| Aim of the task |
Search the material for the word "JSON" and copy each line that holds it.

| Listed entries |
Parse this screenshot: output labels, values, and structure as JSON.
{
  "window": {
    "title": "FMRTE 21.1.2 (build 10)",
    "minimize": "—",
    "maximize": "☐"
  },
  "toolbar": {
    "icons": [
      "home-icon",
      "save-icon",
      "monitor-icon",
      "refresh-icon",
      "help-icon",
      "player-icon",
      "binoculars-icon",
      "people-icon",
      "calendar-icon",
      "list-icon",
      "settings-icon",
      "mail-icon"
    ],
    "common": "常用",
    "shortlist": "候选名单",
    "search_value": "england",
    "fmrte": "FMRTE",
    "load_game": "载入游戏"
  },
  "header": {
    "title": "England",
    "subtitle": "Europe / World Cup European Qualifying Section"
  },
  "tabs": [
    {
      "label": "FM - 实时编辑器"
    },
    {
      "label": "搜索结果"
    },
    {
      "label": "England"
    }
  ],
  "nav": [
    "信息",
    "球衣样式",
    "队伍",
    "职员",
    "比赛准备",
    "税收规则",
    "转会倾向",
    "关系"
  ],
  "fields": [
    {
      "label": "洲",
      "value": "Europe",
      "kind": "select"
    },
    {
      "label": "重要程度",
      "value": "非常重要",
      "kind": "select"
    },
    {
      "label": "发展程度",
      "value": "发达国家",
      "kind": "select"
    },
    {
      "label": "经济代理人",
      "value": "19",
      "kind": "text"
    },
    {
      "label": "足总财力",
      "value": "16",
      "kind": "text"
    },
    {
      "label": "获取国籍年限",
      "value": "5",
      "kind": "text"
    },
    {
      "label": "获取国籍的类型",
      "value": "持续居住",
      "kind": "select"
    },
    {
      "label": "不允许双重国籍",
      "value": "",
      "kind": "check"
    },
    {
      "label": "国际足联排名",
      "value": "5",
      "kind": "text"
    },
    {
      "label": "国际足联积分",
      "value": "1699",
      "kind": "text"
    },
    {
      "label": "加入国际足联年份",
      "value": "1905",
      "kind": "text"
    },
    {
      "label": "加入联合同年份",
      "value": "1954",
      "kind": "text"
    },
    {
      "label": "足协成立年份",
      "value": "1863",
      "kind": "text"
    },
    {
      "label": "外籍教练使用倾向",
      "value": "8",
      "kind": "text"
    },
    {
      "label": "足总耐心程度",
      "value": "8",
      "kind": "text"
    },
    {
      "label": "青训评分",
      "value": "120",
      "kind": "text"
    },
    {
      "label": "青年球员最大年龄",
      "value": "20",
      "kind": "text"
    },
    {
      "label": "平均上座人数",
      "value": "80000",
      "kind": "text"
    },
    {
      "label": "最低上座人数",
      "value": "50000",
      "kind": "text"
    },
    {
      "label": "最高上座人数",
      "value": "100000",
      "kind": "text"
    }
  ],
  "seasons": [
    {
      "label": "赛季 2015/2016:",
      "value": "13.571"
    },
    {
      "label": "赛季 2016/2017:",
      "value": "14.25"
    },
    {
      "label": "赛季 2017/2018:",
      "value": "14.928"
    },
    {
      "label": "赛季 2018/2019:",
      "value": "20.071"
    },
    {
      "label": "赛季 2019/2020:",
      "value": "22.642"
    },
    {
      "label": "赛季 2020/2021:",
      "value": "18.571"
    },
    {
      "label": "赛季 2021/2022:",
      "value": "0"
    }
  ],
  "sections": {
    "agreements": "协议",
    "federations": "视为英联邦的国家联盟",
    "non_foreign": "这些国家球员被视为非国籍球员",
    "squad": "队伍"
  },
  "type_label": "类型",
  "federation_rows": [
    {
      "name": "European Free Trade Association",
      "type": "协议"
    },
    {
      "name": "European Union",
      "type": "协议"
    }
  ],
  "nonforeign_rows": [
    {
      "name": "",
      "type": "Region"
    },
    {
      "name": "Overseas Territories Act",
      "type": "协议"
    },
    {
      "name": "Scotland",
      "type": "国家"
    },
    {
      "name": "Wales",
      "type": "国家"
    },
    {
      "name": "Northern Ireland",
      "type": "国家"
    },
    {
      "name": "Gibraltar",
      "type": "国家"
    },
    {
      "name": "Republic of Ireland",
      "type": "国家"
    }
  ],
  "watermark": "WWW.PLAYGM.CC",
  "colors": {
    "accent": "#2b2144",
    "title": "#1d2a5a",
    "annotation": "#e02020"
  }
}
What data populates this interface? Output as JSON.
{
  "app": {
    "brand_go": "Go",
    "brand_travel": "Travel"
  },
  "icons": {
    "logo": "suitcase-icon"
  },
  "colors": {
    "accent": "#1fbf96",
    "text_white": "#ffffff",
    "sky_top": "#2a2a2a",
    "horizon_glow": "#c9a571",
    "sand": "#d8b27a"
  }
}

| Answer to the task |
Parse this screenshot: output labels, values, and structure as JSON.
What data populates this interface? Output as JSON.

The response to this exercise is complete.